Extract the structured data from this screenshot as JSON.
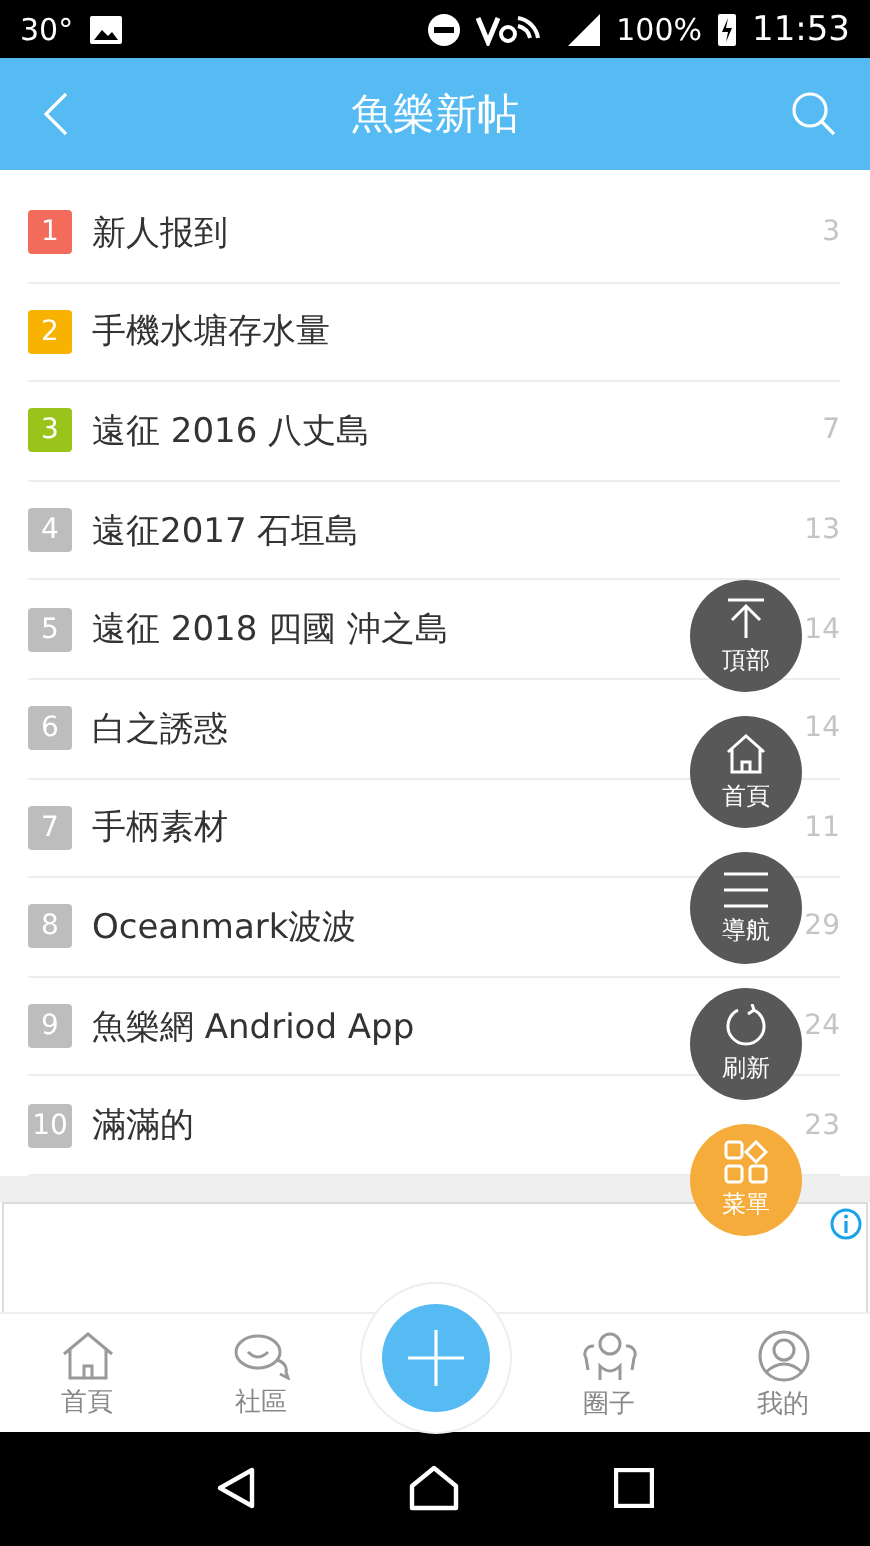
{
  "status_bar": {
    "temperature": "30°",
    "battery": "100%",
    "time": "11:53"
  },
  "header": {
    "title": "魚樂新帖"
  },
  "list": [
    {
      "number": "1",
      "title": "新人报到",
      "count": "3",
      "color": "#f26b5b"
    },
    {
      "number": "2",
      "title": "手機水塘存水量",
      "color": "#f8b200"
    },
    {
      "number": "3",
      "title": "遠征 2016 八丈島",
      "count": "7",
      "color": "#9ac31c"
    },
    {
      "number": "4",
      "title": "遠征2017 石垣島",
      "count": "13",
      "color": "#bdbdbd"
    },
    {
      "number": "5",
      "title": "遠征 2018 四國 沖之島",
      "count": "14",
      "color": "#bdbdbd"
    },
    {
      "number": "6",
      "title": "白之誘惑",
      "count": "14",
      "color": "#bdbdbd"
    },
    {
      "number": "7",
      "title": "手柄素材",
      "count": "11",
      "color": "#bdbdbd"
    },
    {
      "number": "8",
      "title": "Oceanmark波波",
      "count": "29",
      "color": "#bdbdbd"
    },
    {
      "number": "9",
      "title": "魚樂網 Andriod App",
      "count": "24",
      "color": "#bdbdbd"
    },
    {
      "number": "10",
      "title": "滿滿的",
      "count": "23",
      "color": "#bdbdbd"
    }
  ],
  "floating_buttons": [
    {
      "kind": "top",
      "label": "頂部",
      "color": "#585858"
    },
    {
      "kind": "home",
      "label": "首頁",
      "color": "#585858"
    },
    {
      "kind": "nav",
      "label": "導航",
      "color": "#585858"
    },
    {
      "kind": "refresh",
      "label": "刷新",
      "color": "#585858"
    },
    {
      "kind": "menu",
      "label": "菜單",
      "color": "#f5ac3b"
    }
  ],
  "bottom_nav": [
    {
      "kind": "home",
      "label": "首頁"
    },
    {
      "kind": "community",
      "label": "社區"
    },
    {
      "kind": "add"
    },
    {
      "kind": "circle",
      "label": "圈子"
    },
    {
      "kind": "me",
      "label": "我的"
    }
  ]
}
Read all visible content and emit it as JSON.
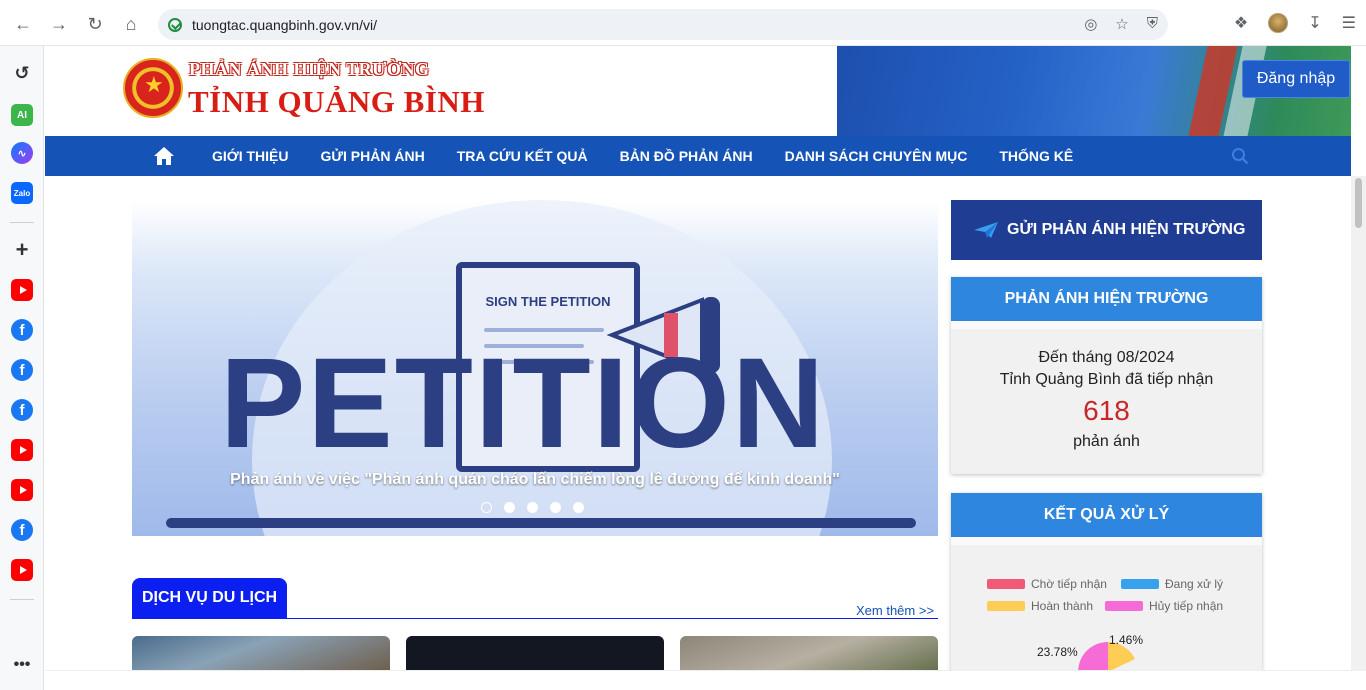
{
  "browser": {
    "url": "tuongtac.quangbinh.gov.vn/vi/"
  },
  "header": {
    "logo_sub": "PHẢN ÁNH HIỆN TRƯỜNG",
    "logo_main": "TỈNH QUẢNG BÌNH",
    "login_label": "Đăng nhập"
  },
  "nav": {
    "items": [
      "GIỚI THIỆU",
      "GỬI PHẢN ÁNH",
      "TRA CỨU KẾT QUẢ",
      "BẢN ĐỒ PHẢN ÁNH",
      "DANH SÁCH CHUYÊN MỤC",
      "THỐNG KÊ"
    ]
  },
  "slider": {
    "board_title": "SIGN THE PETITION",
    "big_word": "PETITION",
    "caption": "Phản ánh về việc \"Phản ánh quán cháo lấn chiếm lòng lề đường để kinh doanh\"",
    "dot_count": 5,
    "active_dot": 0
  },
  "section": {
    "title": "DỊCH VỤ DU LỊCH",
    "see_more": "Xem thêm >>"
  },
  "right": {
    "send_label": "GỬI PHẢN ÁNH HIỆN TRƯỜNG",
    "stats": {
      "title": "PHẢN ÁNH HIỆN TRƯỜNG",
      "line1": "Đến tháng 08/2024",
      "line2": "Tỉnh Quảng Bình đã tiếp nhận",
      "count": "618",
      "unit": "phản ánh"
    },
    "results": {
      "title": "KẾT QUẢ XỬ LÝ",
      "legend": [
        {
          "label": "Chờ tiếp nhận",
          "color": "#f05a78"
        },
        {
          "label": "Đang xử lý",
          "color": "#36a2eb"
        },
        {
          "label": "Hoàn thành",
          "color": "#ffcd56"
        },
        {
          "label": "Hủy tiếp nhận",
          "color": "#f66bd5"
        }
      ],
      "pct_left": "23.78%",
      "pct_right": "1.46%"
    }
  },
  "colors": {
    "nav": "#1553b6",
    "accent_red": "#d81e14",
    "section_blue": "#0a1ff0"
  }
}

········

- **WRITTEN TASK**
Except for the pictures, give all the material above again verbatim.

- **REPLY**
Extract the structured data from this screenshot as JSON.
{
  "status_bar": {
    "temperature": "30°",
    "battery": "100%",
    "time": "11:53"
  },
  "header": {
    "title": "魚樂新帖"
  },
  "list": [
    {
      "number": "1",
      "title": "新人报到",
      "count": "3",
      "color": "#f26b5b"
    },
    {
      "number": "2",
      "title": "手機水塘存水量",
      "color": "#f8b200"
    },
    {
      "number": "3",
      "title": "遠征 2016 八丈島",
      "count": "7",
      "color": "#9ac31c"
    },
    {
      "number": "4",
      "title": "遠征2017 石垣島",
      "count": "13",
      "color": "#bdbdbd"
    },
    {
      "number": "5",
      "title": "遠征 2018 四國 沖之島",
      "count": "14",
      "color": "#bdbdbd"
    },
    {
      "number": "6",
      "title": "白之誘惑",
      "count": "14",
      "color": "#bdbdbd"
    },
    {
      "number": "7",
      "title": "手柄素材",
      "count": "11",
      "color": "#bdbdbd"
    },
    {
      "number": "8",
      "title": "Oceanmark波波",
      "count": "29",
      "color": "#bdbdbd"
    },
    {
      "number": "9",
      "title": "魚樂網 Andriod App",
      "count": "24",
      "color": "#bdbdbd"
    },
    {
      "number": "10",
      "title": "滿滿的",
      "count": "23",
      "color": "#bdbdbd"
    }
  ],
  "floating_buttons": [
    {
      "kind": "top",
      "label": "頂部",
      "color": "#585858"
    },
    {
      "kind": "home",
      "label": "首頁",
      "color": "#585858"
    },
    {
      "kind": "nav",
      "label": "導航",
      "color": "#585858"
    },
    {
      "kind": "refresh",
      "label": "刷新",
      "color": "#585858"
    },
    {
      "kind": "menu",
      "label": "菜單",
      "color": "#f5ac3b"
    }
  ],
  "bottom_nav": [
    {
      "kind": "home",
      "label": "首頁"
    },
    {
      "kind": "community",
      "label": "社區"
    },
    {
      "kind": "add"
    },
    {
      "kind": "circle",
      "label": "圈子"
    },
    {
      "kind": "me",
      "label": "我的"
    }
  ]
}
Read all visible content and emit it as JSON.
{
  "browser": {
    "url": "tuongtac.quangbinh.gov.vn/vi/"
  },
  "header": {
    "logo_sub": "PHẢN ÁNH HIỆN TRƯỜNG",
    "logo_main": "TỈNH QUẢNG BÌNH",
    "login_label": "Đăng nhập"
  },
  "nav": {
    "items": [
      "GIỚI THIỆU",
      "GỬI PHẢN ÁNH",
      "TRA CỨU KẾT QUẢ",
      "BẢN ĐỒ PHẢN ÁNH",
      "DANH SÁCH CHUYÊN MỤC",
      "THỐNG KÊ"
    ]
  },
  "slider": {
    "board_title": "SIGN THE PETITION",
    "big_word": "PETITION",
    "caption": "Phản ánh về việc \"Phản ánh quán cháo lấn chiếm lòng lề đường để kinh doanh\"",
    "dot_count": 5,
    "active_dot": 0
  },
  "section": {
    "title": "DỊCH VỤ DU LỊCH",
    "see_more": "Xem thêm >>"
  },
  "right": {
    "send_label": "GỬI PHẢN ÁNH HIỆN TRƯỜNG",
    "stats": {
      "title": "PHẢN ÁNH HIỆN TRƯỜNG",
      "line1": "Đến tháng 08/2024",
      "line2": "Tỉnh Quảng Bình đã tiếp nhận",
      "count": "618",
      "unit": "phản ánh"
    },
    "results": {
      "title": "KẾT QUẢ XỬ LÝ",
      "legend": [
        {
          "label": "Chờ tiếp nhận",
          "color": "#f05a78"
        },
        {
          "label": "Đang xử lý",
          "color": "#36a2eb"
        },
        {
          "label": "Hoàn thành",
          "color": "#ffcd56"
        },
        {
          "label": "Hủy tiếp nhận",
          "color": "#f66bd5"
        }
      ],
      "pct_left": "23.78%",
      "pct_right": "1.46%"
    }
  },
  "colors": {
    "nav": "#1553b6",
    "accent_red": "#d81e14",
    "section_blue": "#0a1ff0"
  }
}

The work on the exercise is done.